## begin
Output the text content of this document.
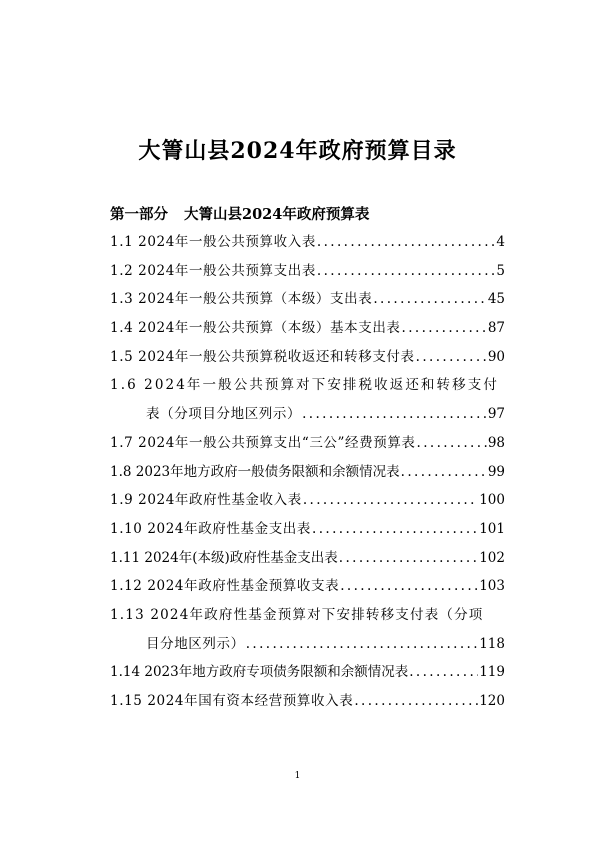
大箐山县2024年政府预算目录
第一部分 大箐山县2024年政府预算表
1.1 2024年一般公共预算收入表 .....	4
1.2 2024年一般公共预算支出表 .....	5
1.3 2024年一般公共预算（本级）支出表 .....	45
1.4 2024年一般公共预算（本级）基本支出表 .....	87
1.5 2024年一般公共预算税收返还和转移支付表 .....	90
1.6 2024年一般公共预算对下安排税收返还和转移支付
表（分项目分地区列示） .....	97
1.7 2024年一般公共预算支出“三公”经费预算表 .....	98
1.8 2023年地方政府一般债务限额和余额情况表 .....	99
1.9 2024年政府性基金收入表 .....	100
1.10 2024年政府性基金支出表 .....	101
1.11 2024年(本级)政府性基金支出表 .....	102
1.12 2024年政府性基金预算收支表 .....	103
1.13 2024年政府性基金预算对下安排转移支付表（分项
目分地区列示） .....	118
1.14 2023年地方政府专项债务限额和余额情况表 .....	119
1.15 2024年国有资本经营预算收入表 .....	120
1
## end
**TASK OBJECTIVE**
Transcribe the records above exactly as they appear, leaving out any pictures.

**RESULT OF THIS TASK**
Output the text content of this document.
大箐山县2024年政府预算目录
第一部分 大箐山县2024年政府预算表
1.1 2024年一般公共预算收入表 .....	4
1.2 2024年一般公共预算支出表 .....	5
1.3 2024年一般公共预算（本级）支出表 .....	45
1.4 2024年一般公共预算（本级）基本支出表 .....	87
1.5 2024年一般公共预算税收返还和转移支付表 .....	90
1.6 2024年一般公共预算对下安排税收返还和转移支付
表（分项目分地区列示） .....	97
1.7 2024年一般公共预算支出“三公”经费预算表 .....	98
1.8 2023年地方政府一般债务限额和余额情况表 .....	99
1.9 2024年政府性基金收入表 .....	100
1.10 2024年政府性基金支出表 .....	101
1.11 2024年(本级)政府性基金支出表 .....	102
1.12 2024年政府性基金预算收支表 .....	103
1.13 2024年政府性基金预算对下安排转移支付表（分项
目分地区列示） .....	118
1.14 2023年地方政府专项债务限额和余额情况表 .....	119
1.15 2024年国有资本经营预算收入表 .....	120
1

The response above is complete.